§ **Supplied records**
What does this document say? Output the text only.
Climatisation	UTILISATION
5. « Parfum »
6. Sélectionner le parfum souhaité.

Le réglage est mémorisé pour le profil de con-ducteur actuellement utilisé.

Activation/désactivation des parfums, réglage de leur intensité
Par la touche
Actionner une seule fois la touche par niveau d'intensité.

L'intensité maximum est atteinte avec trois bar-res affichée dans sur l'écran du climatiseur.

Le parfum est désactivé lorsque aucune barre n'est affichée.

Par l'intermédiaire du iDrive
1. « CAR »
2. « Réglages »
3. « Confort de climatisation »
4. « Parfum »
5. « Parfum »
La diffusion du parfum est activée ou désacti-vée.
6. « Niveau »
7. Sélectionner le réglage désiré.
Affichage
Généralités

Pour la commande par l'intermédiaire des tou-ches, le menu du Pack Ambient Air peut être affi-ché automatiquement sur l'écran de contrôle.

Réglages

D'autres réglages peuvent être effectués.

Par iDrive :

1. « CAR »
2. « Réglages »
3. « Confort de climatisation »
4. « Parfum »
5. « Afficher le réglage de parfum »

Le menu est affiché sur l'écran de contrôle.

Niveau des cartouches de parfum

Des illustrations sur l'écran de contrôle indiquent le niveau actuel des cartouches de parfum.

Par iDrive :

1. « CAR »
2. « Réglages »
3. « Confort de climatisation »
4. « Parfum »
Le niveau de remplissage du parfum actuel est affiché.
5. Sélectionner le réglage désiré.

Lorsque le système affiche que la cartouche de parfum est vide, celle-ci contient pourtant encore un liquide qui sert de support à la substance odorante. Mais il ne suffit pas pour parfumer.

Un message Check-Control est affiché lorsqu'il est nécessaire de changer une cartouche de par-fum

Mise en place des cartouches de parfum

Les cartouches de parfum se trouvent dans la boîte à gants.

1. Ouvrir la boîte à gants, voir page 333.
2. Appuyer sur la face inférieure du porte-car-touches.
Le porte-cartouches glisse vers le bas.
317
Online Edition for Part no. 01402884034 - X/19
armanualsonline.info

§ **What needs to be done**
Return the listing above word for word.

§ **Answer to this problem**
What does this document say? Output the text only.
Climatisation	UTILISATION
5. « Parfum »
6. Sélectionner le parfum souhaité.

Le réglage est mémorisé pour le profil de con-ducteur actuellement utilisé.

Activation/désactivation des parfums, réglage de leur intensité
Par la touche
Actionner une seule fois la touche par niveau d'intensité.

L'intensité maximum est atteinte avec trois bar-res affichée dans sur l'écran du climatiseur.

Le parfum est désactivé lorsque aucune barre n'est affichée.

Par l'intermédiaire du iDrive
1. « CAR »
2. « Réglages »
3. « Confort de climatisation »
4. « Parfum »
5. « Parfum »
La diffusion du parfum est activée ou désacti-vée.
6. « Niveau »
7. Sélectionner le réglage désiré.
Affichage
Généralités

Pour la commande par l'intermédiaire des tou-ches, le menu du Pack Ambient Air peut être affi-ché automatiquement sur l'écran de contrôle.

Réglages

D'autres réglages peuvent être effectués.

Par iDrive :

1. « CAR »
2. « Réglages »
3. « Confort de climatisation »
4. « Parfum »
5. « Afficher le réglage de parfum »

Le menu est affiché sur l'écran de contrôle.

Niveau des cartouches de parfum

Des illustrations sur l'écran de contrôle indiquent le niveau actuel des cartouches de parfum.

Par iDrive :

1. « CAR »
2. « Réglages »
3. « Confort de climatisation »
4. « Parfum »
Le niveau de remplissage du parfum actuel est affiché.
5. Sélectionner le réglage désiré.

Lorsque le système affiche que la cartouche de parfum est vide, celle-ci contient pourtant encore un liquide qui sert de support à la substance odorante. Mais il ne suffit pas pour parfumer.

Un message Check-Control est affiché lorsqu'il est nécessaire de changer une cartouche de par-fum

Mise en place des cartouches de parfum

Les cartouches de parfum se trouvent dans la boîte à gants.

1. Ouvrir la boîte à gants, voir page 333.
2. Appuyer sur la face inférieure du porte-car-touches.
Le porte-cartouches glisse vers le bas.
317
Online Edition for Part no. 01402884034 - X/19
armanualsonline.info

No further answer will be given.